• _What is expected_
Check each line of the entries below for the string "this"; copy every line where it appears.

• _Task inputs_
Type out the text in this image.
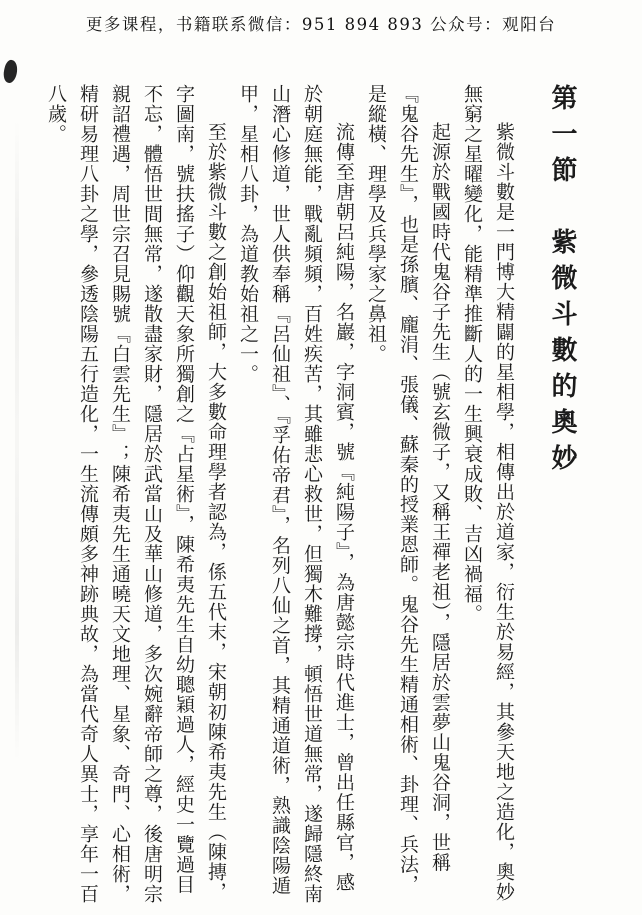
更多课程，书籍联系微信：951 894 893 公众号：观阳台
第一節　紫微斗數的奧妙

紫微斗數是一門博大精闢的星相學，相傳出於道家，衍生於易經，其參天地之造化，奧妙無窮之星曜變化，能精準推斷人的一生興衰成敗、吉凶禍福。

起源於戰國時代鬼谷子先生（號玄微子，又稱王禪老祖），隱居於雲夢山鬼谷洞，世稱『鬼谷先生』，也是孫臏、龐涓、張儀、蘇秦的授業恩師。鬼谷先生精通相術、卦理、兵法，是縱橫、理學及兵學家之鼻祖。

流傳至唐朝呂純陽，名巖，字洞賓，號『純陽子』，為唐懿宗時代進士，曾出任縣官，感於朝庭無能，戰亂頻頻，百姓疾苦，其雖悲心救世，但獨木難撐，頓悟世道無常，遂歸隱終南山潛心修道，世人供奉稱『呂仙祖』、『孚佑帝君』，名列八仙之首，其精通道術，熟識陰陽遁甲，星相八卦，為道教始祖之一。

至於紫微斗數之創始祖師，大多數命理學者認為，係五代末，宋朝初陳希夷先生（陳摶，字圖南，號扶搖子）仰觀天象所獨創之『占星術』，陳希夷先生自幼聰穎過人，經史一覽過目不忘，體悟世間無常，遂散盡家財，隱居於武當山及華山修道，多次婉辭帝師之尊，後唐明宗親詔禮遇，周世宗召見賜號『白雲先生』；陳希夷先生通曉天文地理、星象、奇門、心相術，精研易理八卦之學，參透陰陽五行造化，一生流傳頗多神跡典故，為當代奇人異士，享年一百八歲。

---

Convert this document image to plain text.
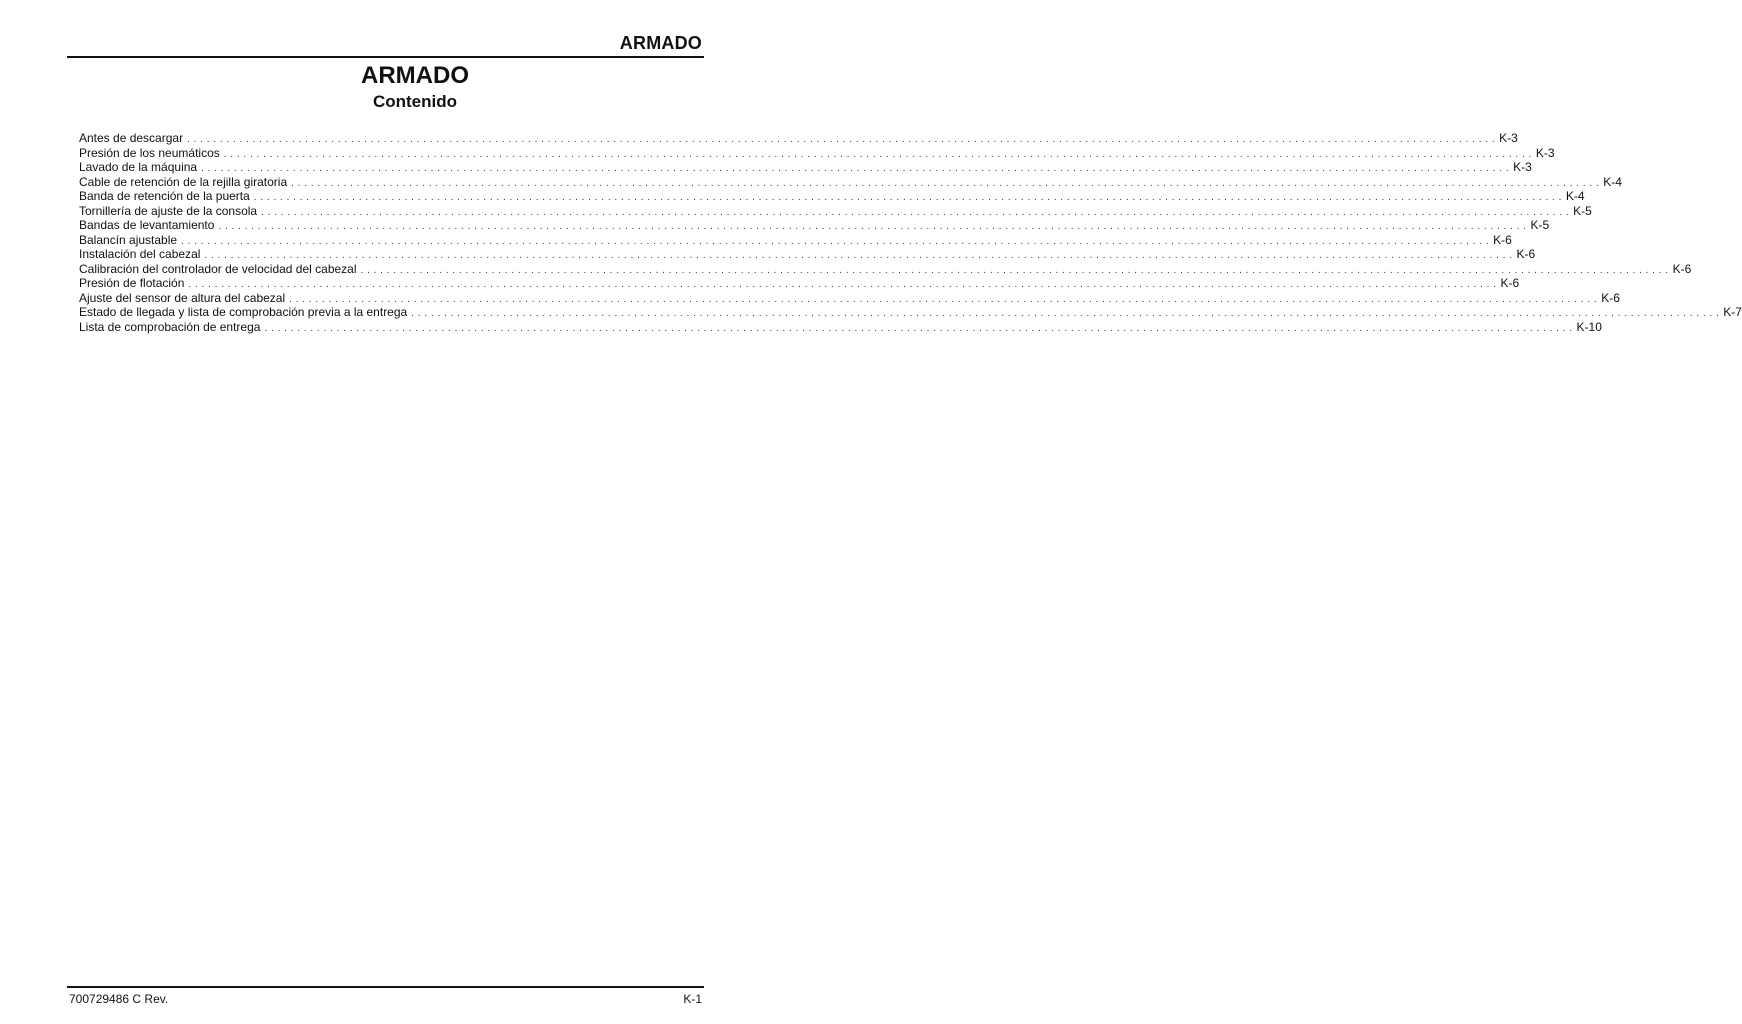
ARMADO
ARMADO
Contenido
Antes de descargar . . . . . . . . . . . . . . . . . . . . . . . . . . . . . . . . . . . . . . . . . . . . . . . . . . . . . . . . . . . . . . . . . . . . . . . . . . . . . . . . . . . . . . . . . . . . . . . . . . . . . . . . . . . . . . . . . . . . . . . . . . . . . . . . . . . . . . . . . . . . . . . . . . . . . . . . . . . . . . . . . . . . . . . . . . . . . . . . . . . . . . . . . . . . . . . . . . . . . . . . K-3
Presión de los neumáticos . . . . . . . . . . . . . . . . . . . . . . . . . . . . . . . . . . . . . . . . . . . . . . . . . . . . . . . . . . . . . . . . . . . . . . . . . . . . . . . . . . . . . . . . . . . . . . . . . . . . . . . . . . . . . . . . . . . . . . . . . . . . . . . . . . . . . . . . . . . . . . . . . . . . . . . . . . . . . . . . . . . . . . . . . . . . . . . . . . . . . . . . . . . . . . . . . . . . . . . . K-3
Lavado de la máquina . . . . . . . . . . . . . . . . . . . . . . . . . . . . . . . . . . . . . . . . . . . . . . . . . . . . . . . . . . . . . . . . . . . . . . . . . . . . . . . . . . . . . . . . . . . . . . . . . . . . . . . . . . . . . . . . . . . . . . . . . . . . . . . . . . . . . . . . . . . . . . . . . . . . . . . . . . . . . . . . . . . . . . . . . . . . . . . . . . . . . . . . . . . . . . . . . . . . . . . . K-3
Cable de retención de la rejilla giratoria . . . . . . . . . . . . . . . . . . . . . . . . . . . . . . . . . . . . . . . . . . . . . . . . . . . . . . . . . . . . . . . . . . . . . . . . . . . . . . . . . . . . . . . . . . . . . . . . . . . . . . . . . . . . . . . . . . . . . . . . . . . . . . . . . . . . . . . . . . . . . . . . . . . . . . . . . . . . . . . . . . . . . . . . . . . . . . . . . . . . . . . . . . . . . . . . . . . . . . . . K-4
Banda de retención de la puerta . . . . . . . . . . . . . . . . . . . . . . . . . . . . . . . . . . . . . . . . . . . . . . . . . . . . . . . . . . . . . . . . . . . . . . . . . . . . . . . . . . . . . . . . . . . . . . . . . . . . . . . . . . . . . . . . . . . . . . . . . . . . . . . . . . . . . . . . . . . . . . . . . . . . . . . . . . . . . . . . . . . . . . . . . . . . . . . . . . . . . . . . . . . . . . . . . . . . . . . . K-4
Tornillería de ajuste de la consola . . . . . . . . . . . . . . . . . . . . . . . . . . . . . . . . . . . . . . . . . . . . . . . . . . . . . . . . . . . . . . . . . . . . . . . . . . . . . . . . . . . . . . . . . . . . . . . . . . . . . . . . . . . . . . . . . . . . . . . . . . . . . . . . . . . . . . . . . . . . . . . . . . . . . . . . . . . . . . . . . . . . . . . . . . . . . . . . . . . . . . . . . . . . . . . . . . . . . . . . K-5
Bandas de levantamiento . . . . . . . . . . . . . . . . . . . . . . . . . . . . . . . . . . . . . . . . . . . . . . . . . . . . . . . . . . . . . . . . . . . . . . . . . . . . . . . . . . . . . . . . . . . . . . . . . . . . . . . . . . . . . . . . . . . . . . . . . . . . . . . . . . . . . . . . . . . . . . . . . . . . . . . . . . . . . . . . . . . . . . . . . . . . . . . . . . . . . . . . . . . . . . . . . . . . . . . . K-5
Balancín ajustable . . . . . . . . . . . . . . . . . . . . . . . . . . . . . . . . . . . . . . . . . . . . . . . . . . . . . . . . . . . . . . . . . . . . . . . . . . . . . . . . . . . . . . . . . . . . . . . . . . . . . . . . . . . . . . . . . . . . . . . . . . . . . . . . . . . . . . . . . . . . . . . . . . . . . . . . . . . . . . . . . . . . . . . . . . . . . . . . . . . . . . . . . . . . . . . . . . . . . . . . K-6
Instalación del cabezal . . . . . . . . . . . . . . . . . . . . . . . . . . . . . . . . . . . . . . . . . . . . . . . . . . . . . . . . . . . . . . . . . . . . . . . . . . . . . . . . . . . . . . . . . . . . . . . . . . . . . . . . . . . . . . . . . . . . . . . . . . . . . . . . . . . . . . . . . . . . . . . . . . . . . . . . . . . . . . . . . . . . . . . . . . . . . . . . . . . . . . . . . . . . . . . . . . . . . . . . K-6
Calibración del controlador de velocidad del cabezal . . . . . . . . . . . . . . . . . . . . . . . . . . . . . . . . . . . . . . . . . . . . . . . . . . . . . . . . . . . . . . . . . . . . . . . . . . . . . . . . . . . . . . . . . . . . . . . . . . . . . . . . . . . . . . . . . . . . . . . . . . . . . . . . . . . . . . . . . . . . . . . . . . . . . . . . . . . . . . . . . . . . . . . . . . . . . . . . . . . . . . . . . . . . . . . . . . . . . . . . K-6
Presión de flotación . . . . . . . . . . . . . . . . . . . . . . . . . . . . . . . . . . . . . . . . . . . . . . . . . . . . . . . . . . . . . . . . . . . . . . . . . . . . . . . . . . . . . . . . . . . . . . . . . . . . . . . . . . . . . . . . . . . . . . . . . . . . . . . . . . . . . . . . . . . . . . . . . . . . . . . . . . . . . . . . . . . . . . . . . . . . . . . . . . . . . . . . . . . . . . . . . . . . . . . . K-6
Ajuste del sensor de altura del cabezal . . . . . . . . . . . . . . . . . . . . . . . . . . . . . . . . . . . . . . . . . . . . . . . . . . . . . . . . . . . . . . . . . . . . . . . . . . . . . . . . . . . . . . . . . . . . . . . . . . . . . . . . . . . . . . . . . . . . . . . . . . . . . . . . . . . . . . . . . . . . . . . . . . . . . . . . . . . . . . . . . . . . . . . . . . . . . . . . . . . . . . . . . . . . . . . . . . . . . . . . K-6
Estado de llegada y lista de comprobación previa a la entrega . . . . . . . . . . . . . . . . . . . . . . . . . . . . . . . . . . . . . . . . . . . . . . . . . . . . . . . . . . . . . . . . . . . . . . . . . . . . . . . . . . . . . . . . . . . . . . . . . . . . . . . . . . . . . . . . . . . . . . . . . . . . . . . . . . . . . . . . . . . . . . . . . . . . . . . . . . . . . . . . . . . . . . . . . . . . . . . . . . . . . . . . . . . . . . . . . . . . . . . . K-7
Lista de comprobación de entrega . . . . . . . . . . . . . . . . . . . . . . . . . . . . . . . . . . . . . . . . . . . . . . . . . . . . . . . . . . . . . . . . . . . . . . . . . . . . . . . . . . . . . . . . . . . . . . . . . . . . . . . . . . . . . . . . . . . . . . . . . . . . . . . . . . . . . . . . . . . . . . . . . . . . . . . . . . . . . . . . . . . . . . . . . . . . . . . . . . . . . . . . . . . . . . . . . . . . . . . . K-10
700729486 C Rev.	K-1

• _Exercise answer_
Type out the text in this image.
Convert this document image to plain text.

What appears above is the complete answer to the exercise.